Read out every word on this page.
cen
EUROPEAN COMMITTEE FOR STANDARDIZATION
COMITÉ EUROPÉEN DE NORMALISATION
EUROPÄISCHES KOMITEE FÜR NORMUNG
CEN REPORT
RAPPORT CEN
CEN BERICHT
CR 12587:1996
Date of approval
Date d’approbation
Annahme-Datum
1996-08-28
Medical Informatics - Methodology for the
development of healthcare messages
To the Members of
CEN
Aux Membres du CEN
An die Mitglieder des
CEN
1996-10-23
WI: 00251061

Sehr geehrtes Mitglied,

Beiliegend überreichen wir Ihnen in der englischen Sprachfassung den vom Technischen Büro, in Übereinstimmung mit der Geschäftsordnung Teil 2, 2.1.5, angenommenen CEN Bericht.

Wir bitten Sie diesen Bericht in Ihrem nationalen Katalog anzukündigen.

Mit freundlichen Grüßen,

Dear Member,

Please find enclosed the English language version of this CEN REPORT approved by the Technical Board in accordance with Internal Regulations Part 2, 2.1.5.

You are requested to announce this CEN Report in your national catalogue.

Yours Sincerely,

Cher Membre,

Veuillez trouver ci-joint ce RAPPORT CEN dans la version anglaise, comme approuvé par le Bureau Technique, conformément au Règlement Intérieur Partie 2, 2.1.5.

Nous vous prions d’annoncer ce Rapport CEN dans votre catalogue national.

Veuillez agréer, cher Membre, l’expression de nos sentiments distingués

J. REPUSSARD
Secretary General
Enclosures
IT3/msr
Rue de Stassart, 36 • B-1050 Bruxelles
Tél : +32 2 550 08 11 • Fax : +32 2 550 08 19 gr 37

# Your instructions
The records above are to be set down again exactly as written.

# Answer to the exercise
Read out every word on this page.
cen
EUROPEAN COMMITTEE FOR STANDARDIZATION
COMITÉ EUROPÉEN DE NORMALISATION
EUROPÄISCHES KOMITEE FÜR NORMUNG
CEN REPORT
RAPPORT CEN
CEN BERICHT
CR 12587:1996
Date of approval
Date d’approbation
Annahme-Datum
1996-08-28
Medical Informatics - Methodology for the
development of healthcare messages
To the Members of
CEN
Aux Membres du CEN
An die Mitglieder des
CEN
1996-10-23
WI: 00251061

Sehr geehrtes Mitglied,

Beiliegend überreichen wir Ihnen in der englischen Sprachfassung den vom Technischen Büro, in Übereinstimmung mit der Geschäftsordnung Teil 2, 2.1.5, angenommenen CEN Bericht.

Wir bitten Sie diesen Bericht in Ihrem nationalen Katalog anzukündigen.

Mit freundlichen Grüßen,

Dear Member,

Please find enclosed the English language version of this CEN REPORT approved by the Technical Board in accordance with Internal Regulations Part 2, 2.1.5.

You are requested to announce this CEN Report in your national catalogue.

Yours Sincerely,

Cher Membre,

Veuillez trouver ci-joint ce RAPPORT CEN dans la version anglaise, comme approuvé par le Bureau Technique, conformément au Règlement Intérieur Partie 2, 2.1.5.

Nous vous prions d’annoncer ce Rapport CEN dans votre catalogue national.

Veuillez agréer, cher Membre, l’expression de nos sentiments distingués

J. REPUSSARD
Secretary General
Enclosures
IT3/msr
Rue de Stassart, 36 • B-1050 Bruxelles
Tél : +32 2 550 08 11 • Fax : +32 2 550 08 19 gr 37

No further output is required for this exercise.